◆ **Instructions for the task**: Where a line in the listing below contains the word "captured", copy that line.
* BEGIN The records *
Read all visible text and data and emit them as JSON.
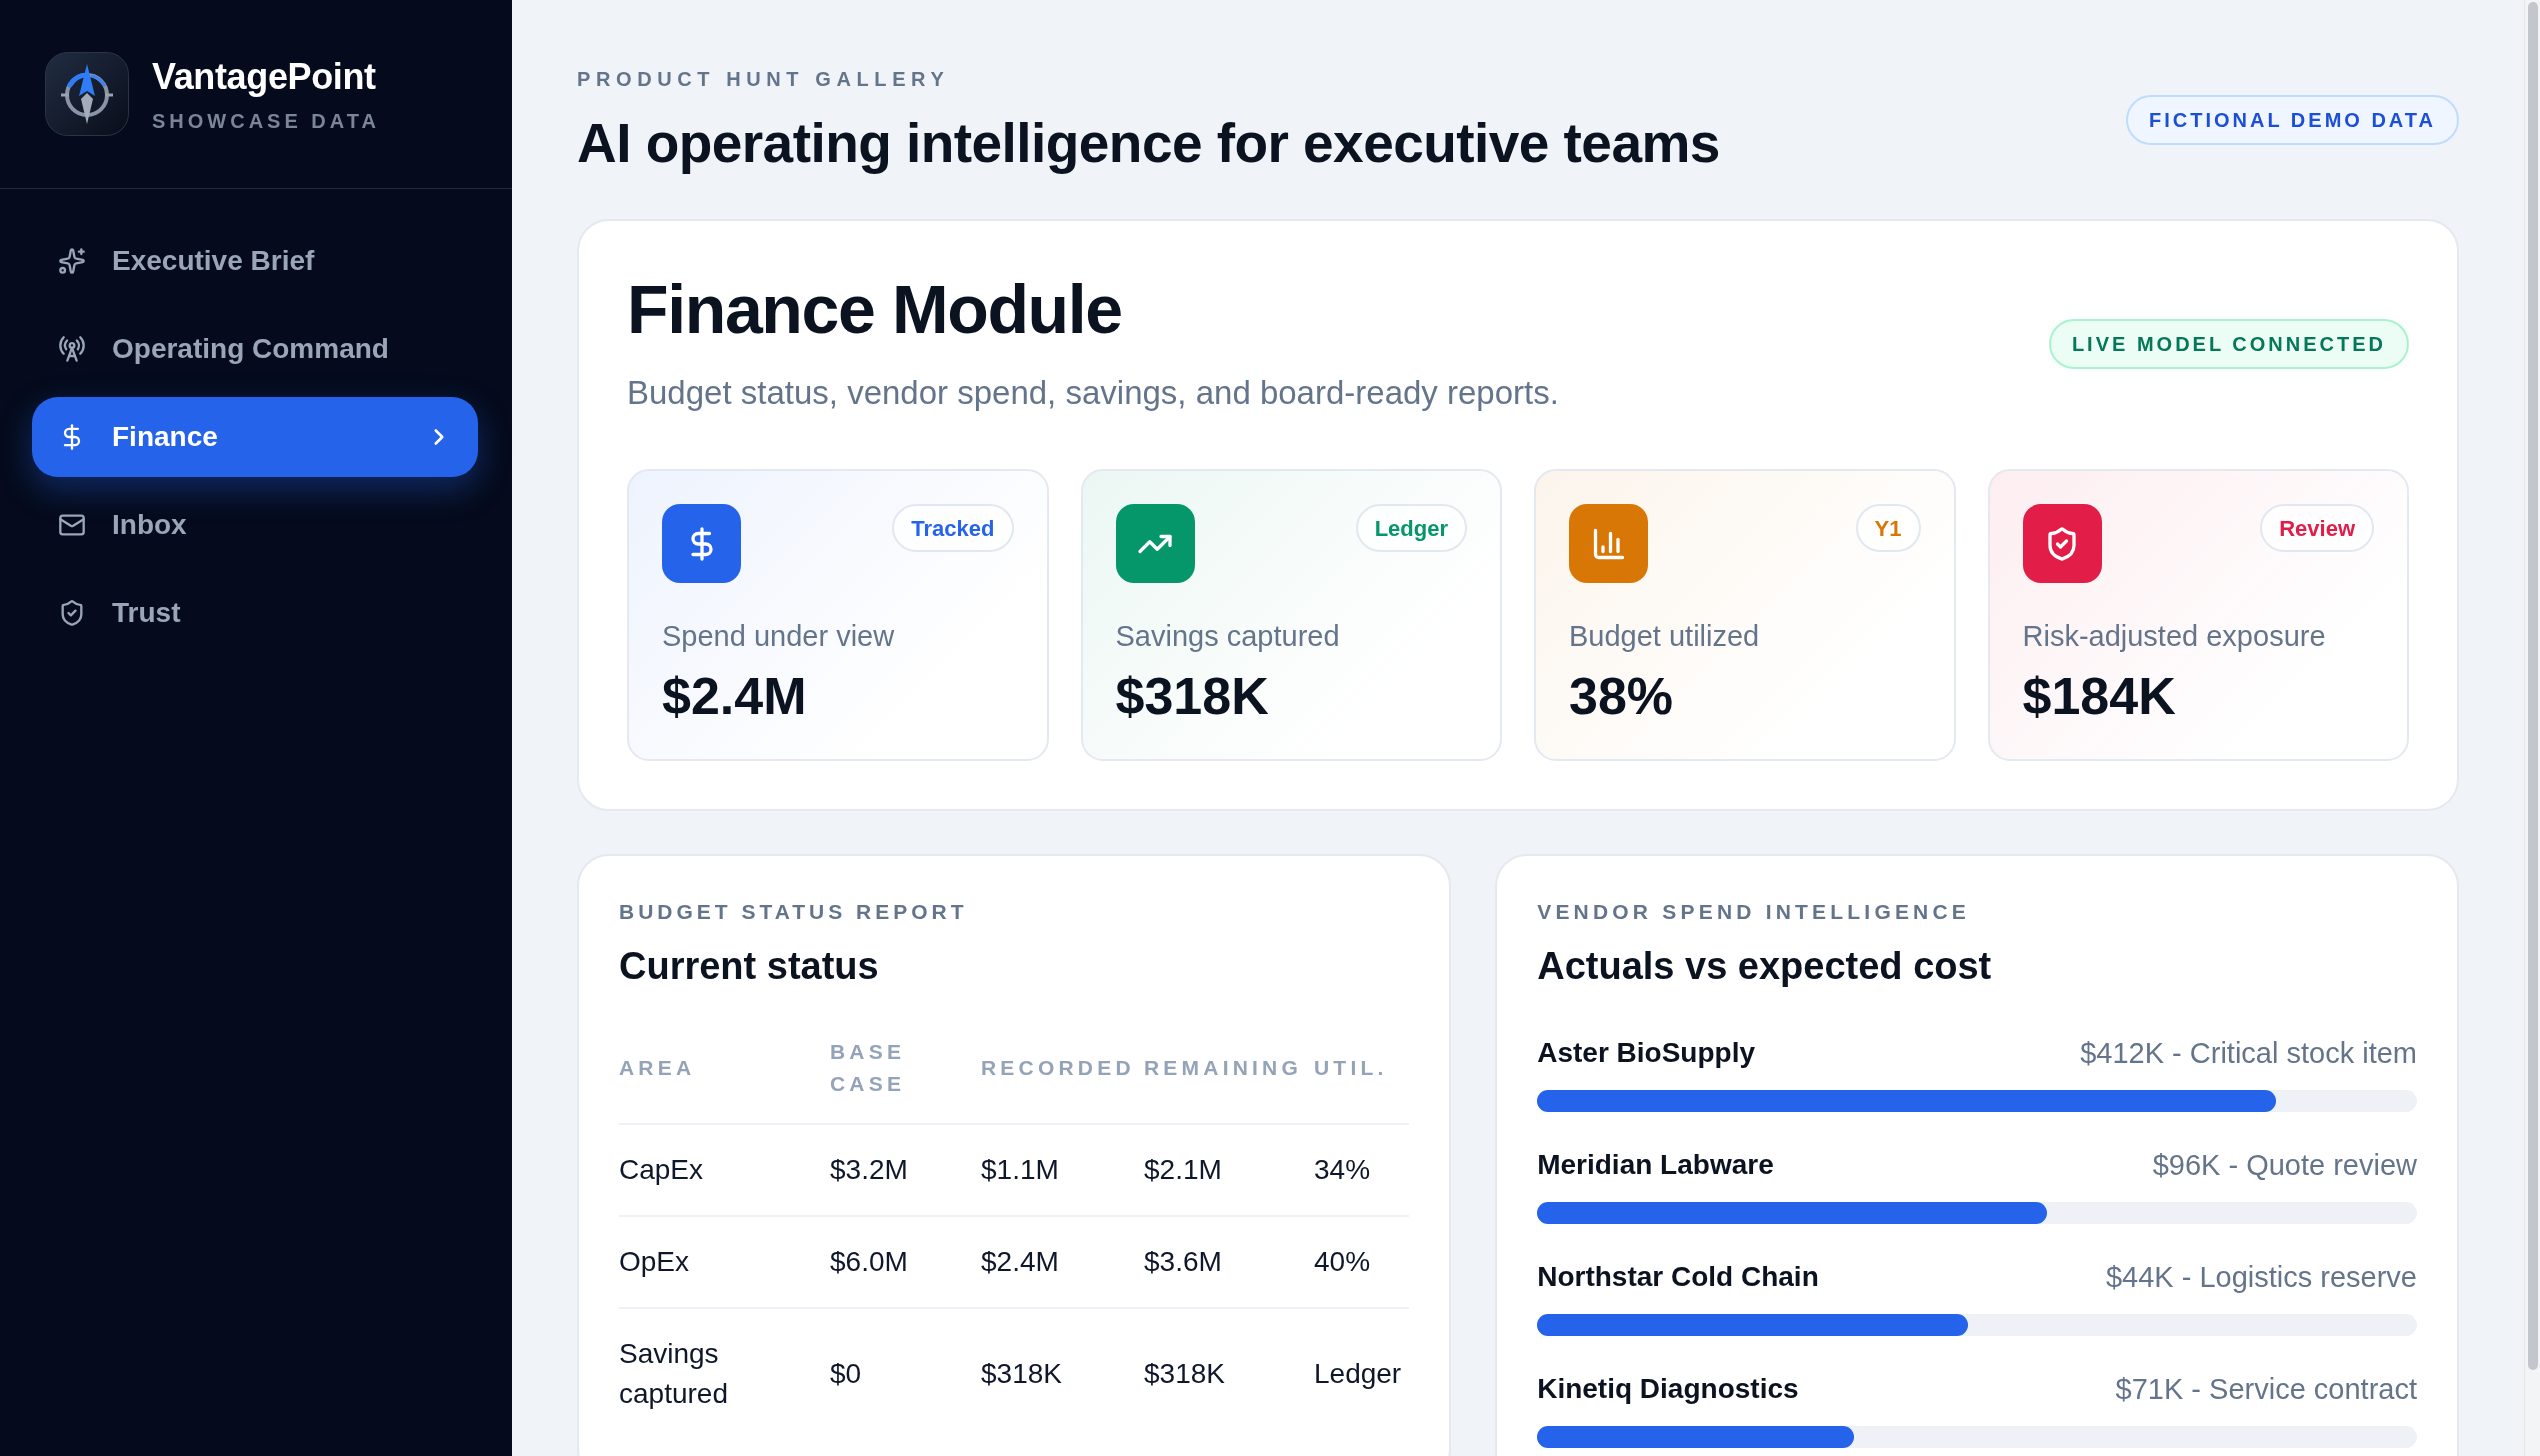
{
  "sidebar": {
    "brand": {
      "name": "VantagePoint",
      "tagline": "SHOWCASE DATA"
    },
    "nav": [
      {
        "label": "Executive Brief",
        "selected": false
      },
      {
        "label": "Operating Command",
        "selected": false
      },
      {
        "label": "Finance",
        "selected": true
      },
      {
        "label": "Inbox",
        "selected": false
      },
      {
        "label": "Trust",
        "selected": false
      }
    ]
  },
  "header": {
    "eyebrow": "PRODUCT HUNT GALLERY",
    "title": "AI operating intelligence for executive teams",
    "badge": "FICTIONAL DEMO DATA"
  },
  "module": {
    "title": "Finance Module",
    "subtitle": "Budget status, vendor spend, savings, and board-ready reports.",
    "status_badge": "LIVE MODEL CONNECTED",
    "metrics": [
      {
        "label": "Spend under view",
        "value": "$2.4M",
        "tag": "Tracked",
        "color": "#2563eb"
      },
      {
        "label": "Savings captured",
        "value": "$318K",
        "tag": "Ledger",
        "color": "#059669"
      },
      {
        "label": "Budget utilized",
        "value": "38%",
        "tag": "Y1",
        "color": "#d97706"
      },
      {
        "label": "Risk-adjusted exposure",
        "value": "$184K",
        "tag": "Review",
        "color": "#e11d48"
      }
    ]
  },
  "budget_report": {
    "eyebrow": "BUDGET STATUS REPORT",
    "title": "Current status",
    "table": {
      "columns": [
        "AREA",
        "BASE CASE",
        "RECORDED",
        "REMAINING",
        "UTIL."
      ],
      "rows": [
        [
          "CapEx",
          "$3.2M",
          "$1.1M",
          "$2.1M",
          "34%"
        ],
        [
          "OpEx",
          "$6.0M",
          "$2.4M",
          "$3.6M",
          "40%"
        ],
        [
          "Savings captured",
          "$0",
          "$318K",
          "$318K",
          "Ledger"
        ]
      ]
    }
  },
  "vendor_spend": {
    "eyebrow": "VENDOR SPEND INTELLIGENCE",
    "title": "Actuals vs expected cost",
    "vendors": [
      {
        "name": "Aster BioSupply",
        "detail": "$412K - Critical stock item",
        "level": 0.84
      },
      {
        "name": "Meridian Labware",
        "detail": "$96K - Quote review",
        "level": 0.58
      },
      {
        "name": "Northstar Cold Chain",
        "detail": "$44K - Logistics reserve",
        "level": 0.49
      },
      {
        "name": "Kinetiq Diagnostics",
        "detail": "$71K - Service contract",
        "level": 0.36
      }
    ]
  }
}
* END The records *
◆ **Reply**:
        "label": "Savings captured",
          "Savings captured",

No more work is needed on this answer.